_Reading text:_
>> START
Question

If $xyz$ are all different and not equal to zero and $M=\left|\begin{array}{ccc}1+x& 1& 1\\ 1& 1+y& 1\\ 1& 1& 1+z\end{array}\right|=0$
then the value of $x^{-1}+y^{-1}+z^{-1}$ is equal to

• A. $xyz$
• B. $x^{-1}{y}^{-1}{z}^{-1}$
• C. $-x-y-z$
• D. $-1$

Answer 1

Answer: (D)
>> END
_Supplied information:_
>> START
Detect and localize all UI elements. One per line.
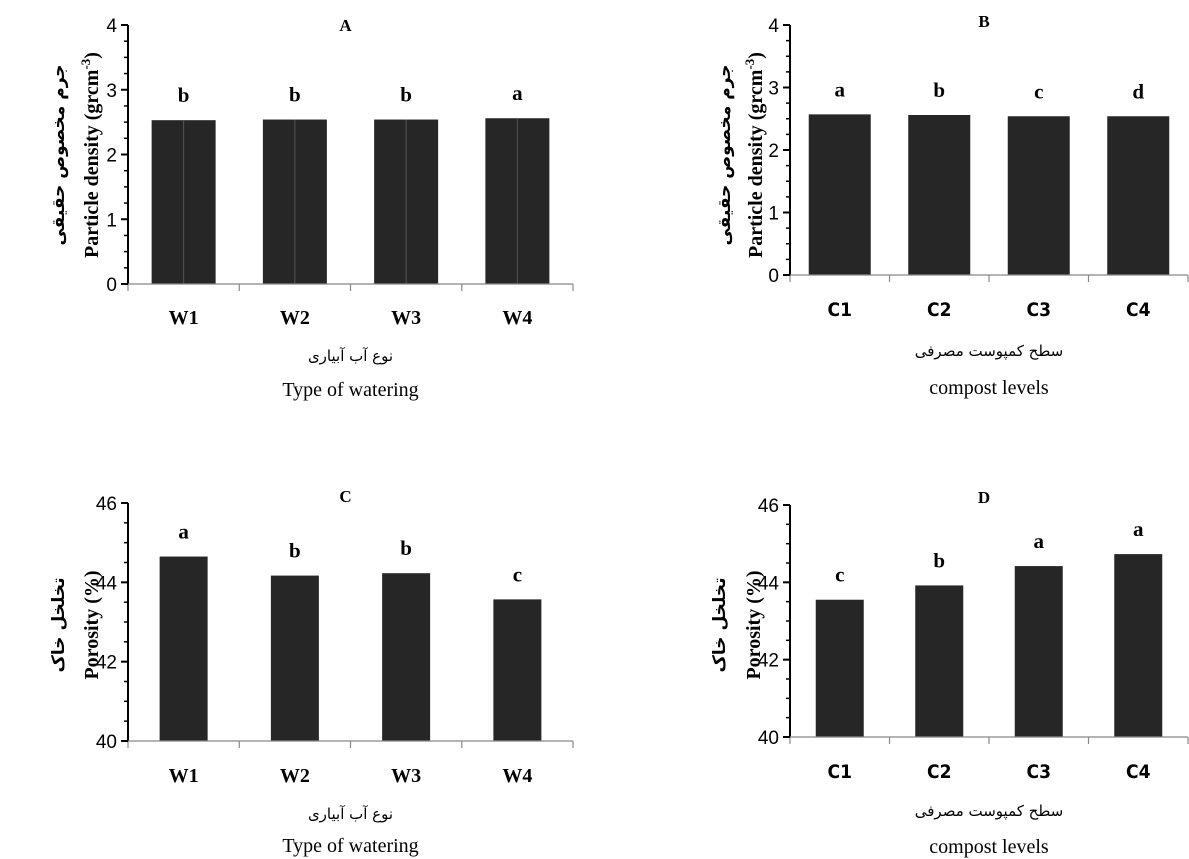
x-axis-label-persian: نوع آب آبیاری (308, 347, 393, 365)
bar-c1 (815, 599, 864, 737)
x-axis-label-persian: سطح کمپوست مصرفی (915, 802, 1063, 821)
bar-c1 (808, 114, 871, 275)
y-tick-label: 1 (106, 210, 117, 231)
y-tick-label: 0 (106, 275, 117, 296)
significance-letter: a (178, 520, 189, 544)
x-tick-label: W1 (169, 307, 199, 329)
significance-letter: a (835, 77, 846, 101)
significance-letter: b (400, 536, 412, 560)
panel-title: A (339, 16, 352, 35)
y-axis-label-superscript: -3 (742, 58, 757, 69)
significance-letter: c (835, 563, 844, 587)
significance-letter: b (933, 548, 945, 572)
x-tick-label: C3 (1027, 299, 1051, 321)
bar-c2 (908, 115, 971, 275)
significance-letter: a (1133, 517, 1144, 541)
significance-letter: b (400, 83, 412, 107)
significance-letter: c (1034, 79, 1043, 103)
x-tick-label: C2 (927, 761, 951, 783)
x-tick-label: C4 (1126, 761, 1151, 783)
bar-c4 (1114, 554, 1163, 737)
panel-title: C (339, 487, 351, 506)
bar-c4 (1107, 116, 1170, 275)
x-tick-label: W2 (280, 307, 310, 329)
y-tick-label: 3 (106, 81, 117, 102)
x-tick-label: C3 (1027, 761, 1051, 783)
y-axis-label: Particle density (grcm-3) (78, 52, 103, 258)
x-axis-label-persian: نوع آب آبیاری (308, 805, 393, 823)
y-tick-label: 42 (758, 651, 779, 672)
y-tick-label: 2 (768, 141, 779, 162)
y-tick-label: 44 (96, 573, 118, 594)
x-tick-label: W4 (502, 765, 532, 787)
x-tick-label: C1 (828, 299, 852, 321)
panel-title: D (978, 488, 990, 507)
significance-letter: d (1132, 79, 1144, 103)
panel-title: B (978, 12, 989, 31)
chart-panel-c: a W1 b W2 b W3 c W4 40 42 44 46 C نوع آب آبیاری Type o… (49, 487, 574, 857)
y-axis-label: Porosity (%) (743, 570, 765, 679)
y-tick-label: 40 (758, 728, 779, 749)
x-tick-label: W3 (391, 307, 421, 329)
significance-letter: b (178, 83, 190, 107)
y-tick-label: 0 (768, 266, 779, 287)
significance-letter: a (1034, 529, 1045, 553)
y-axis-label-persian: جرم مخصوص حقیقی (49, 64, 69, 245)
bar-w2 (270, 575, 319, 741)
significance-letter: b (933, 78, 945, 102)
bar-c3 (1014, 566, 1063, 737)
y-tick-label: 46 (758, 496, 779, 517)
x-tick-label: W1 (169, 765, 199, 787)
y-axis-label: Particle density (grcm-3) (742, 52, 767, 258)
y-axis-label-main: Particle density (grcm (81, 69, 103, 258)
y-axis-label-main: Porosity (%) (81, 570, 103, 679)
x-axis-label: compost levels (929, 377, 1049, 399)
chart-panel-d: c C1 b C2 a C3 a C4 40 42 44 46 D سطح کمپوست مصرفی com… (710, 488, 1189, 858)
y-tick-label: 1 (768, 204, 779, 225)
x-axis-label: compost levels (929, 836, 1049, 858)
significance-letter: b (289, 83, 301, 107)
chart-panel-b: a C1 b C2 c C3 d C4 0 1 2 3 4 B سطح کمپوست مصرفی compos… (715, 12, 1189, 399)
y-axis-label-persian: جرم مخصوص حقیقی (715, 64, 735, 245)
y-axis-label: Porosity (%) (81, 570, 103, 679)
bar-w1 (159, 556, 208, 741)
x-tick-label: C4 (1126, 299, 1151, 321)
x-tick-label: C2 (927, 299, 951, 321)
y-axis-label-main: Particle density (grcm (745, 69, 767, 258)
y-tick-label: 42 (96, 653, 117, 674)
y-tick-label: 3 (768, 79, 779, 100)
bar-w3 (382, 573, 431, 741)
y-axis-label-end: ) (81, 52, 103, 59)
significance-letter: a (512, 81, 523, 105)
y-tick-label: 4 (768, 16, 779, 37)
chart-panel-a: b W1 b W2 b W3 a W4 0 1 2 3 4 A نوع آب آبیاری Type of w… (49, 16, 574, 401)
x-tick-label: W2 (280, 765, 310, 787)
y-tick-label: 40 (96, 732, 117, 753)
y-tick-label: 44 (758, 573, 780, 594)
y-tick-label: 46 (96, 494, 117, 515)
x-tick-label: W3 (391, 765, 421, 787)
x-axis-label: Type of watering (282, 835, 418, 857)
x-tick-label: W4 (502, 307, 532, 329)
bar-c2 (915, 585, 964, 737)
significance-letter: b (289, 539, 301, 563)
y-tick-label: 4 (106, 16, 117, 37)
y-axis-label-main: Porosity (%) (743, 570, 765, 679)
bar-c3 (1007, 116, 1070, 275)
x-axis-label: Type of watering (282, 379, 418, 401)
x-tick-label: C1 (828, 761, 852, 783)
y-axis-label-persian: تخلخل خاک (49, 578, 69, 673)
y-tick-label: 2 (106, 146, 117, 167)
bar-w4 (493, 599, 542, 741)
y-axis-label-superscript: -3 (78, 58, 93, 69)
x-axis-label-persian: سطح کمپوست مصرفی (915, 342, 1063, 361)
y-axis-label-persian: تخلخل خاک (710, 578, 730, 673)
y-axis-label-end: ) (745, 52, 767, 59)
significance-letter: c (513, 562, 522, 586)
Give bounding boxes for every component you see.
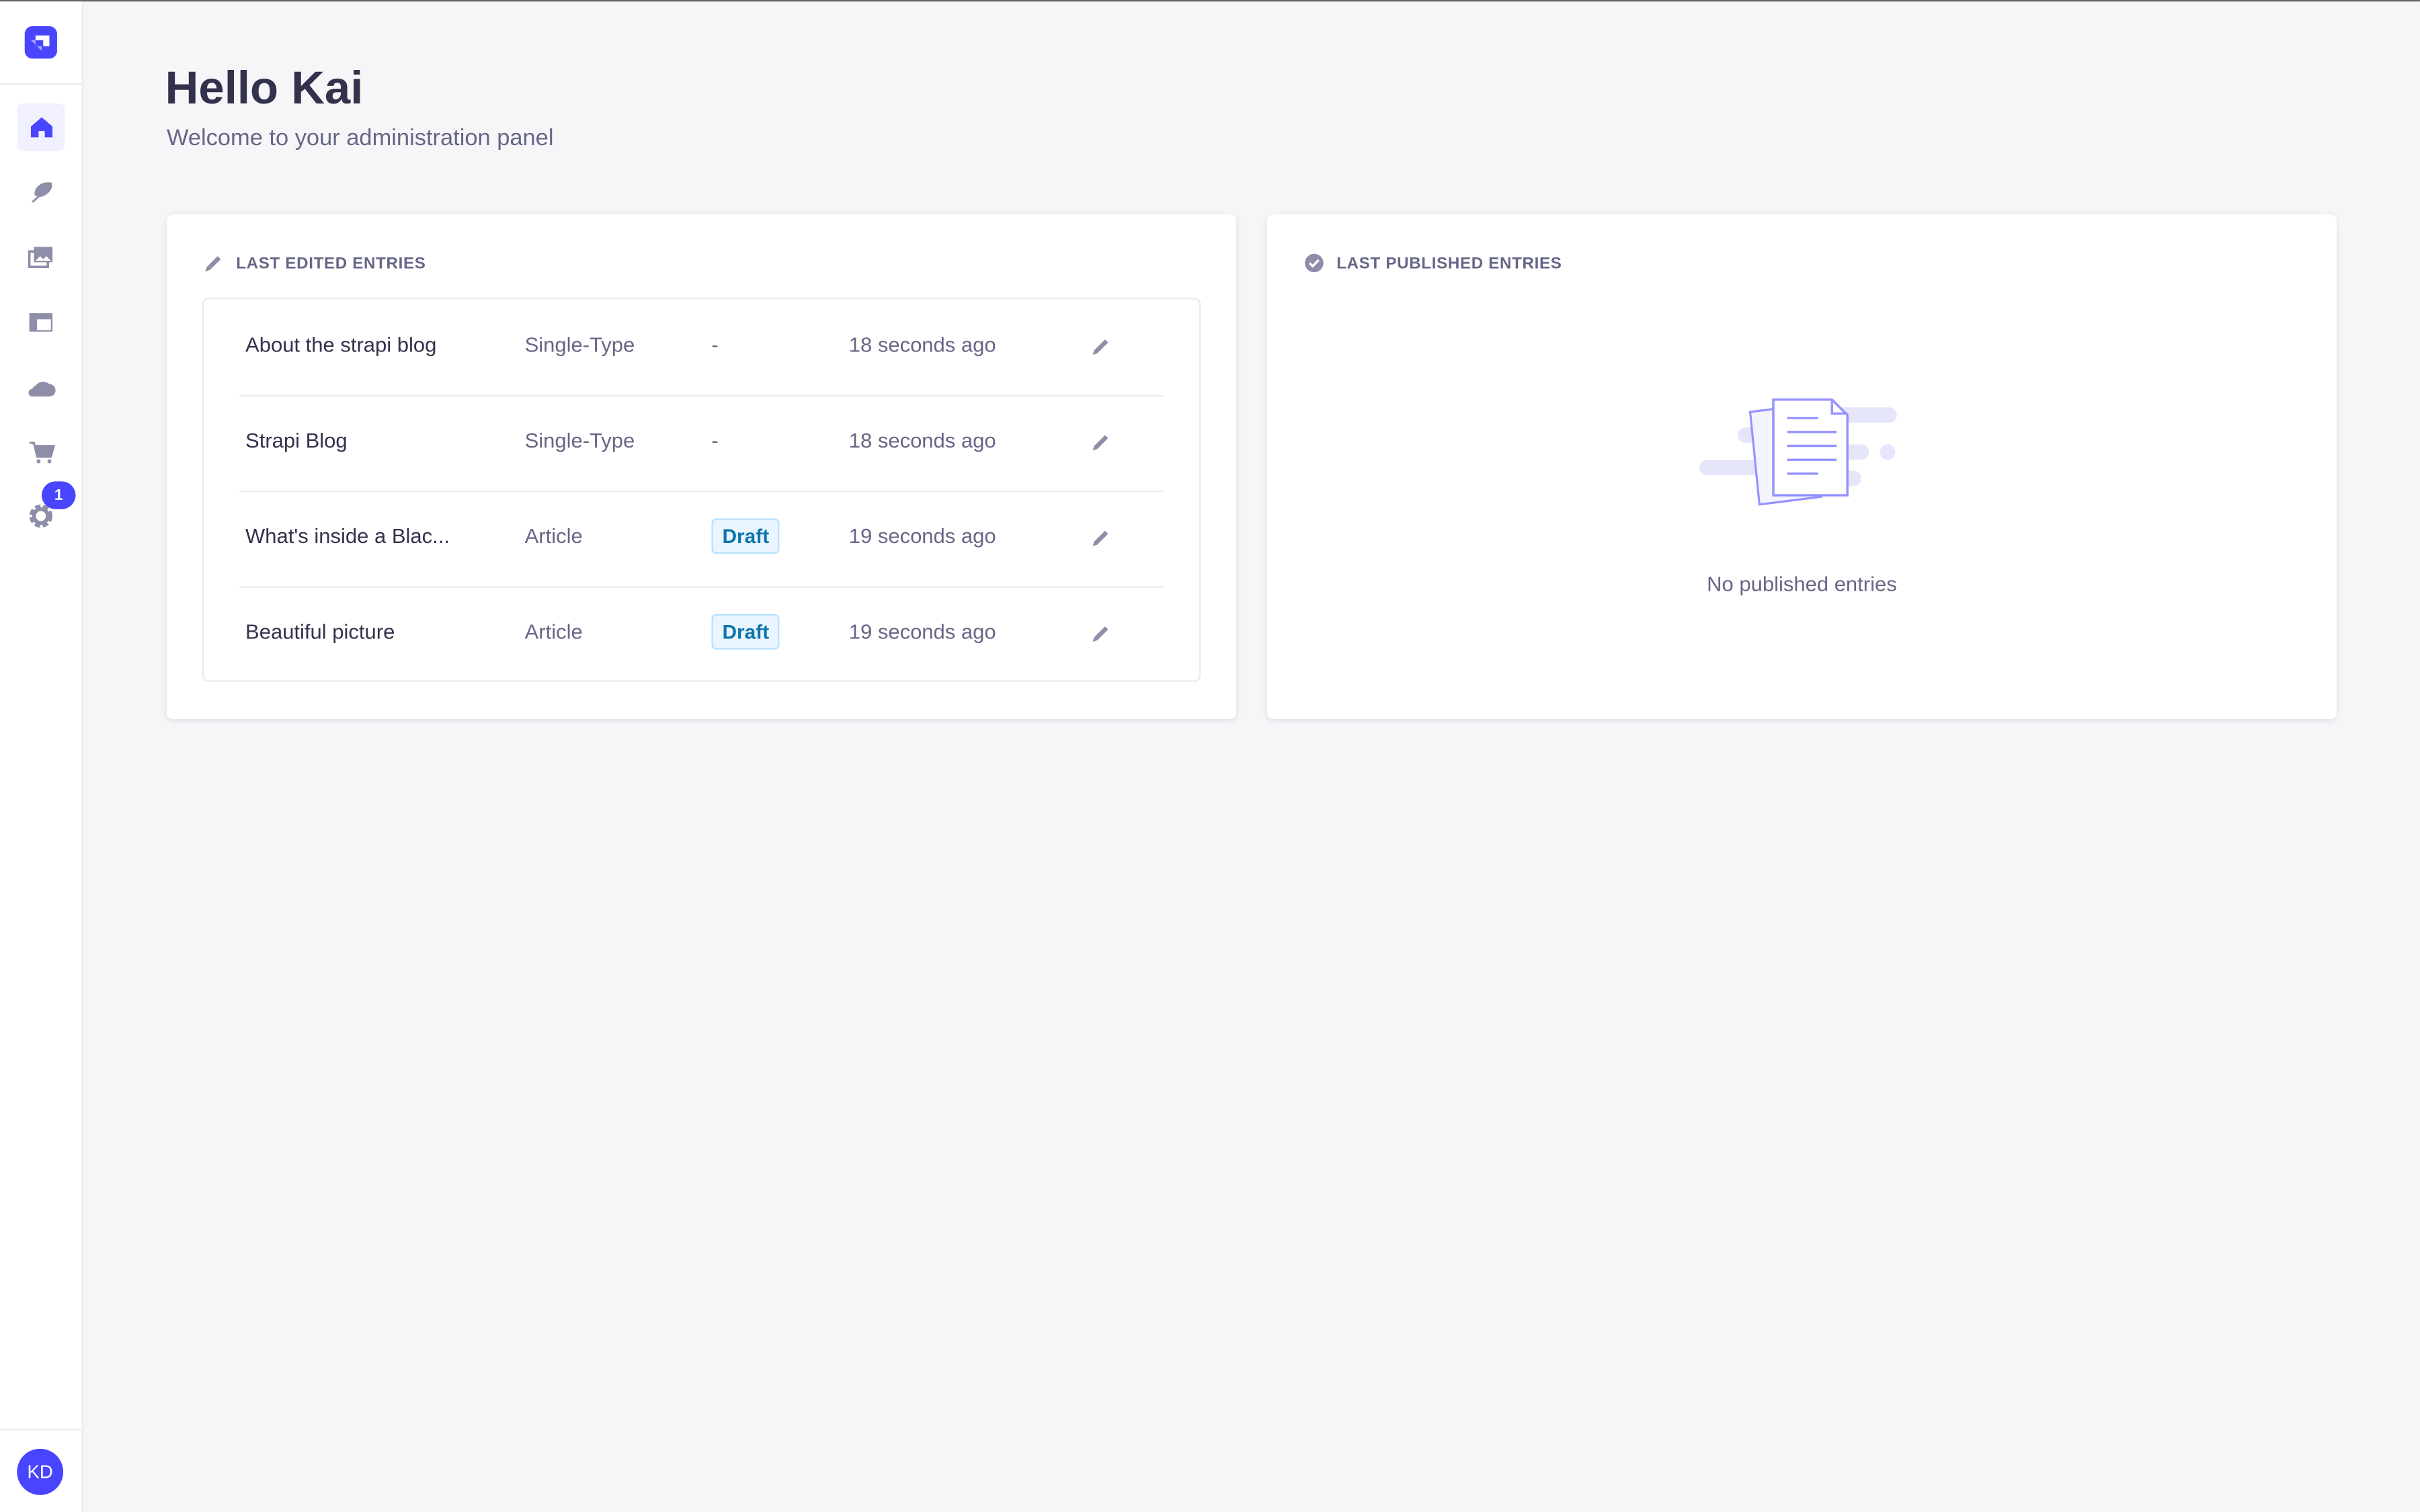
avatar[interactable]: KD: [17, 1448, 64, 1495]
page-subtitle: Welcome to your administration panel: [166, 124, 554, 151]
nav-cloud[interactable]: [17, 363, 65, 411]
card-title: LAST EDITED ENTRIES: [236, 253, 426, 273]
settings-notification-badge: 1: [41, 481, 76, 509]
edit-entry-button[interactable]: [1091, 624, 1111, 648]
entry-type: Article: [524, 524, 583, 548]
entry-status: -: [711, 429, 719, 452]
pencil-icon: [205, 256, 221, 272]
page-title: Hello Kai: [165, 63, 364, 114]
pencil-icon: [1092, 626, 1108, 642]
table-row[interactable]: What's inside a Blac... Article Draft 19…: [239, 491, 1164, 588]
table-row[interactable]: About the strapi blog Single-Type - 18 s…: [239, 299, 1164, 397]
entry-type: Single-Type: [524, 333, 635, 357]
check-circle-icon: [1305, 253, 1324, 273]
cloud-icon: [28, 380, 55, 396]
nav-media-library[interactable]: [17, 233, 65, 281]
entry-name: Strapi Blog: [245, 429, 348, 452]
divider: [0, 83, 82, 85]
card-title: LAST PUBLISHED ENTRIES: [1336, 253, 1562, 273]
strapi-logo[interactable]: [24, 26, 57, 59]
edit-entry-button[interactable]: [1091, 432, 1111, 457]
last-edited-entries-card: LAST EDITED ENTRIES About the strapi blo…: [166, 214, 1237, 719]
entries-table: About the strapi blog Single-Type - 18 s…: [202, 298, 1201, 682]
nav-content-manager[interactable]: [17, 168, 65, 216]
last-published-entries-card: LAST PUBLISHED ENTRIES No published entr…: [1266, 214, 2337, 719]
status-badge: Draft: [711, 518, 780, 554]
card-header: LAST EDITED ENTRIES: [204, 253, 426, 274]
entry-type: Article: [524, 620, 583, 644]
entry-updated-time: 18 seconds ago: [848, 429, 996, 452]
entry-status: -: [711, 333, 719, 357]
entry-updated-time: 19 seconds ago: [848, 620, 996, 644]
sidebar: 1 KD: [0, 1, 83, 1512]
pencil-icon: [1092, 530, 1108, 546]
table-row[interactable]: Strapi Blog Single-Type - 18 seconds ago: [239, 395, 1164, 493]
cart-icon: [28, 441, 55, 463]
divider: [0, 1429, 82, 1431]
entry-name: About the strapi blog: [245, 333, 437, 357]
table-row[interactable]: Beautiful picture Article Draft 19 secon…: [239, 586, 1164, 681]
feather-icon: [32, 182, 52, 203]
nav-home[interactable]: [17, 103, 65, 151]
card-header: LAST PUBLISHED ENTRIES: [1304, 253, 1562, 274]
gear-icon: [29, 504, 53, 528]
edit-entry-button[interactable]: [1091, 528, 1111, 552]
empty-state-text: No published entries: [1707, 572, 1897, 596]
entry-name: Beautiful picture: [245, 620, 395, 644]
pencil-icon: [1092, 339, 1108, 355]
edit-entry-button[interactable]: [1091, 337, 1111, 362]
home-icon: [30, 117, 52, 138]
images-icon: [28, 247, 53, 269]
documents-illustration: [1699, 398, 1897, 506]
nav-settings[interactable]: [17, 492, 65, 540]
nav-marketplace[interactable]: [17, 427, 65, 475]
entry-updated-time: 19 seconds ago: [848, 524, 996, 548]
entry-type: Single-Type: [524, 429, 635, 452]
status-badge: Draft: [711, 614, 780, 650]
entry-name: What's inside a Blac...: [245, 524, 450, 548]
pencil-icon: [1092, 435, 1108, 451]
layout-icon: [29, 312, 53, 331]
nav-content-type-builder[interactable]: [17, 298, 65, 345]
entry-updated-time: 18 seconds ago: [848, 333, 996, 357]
>> END
_Prompt:_ In the determinant problem above, which option is given as the answer, and what value does that option state?

_Response:_ Option D, which states the value $-1$.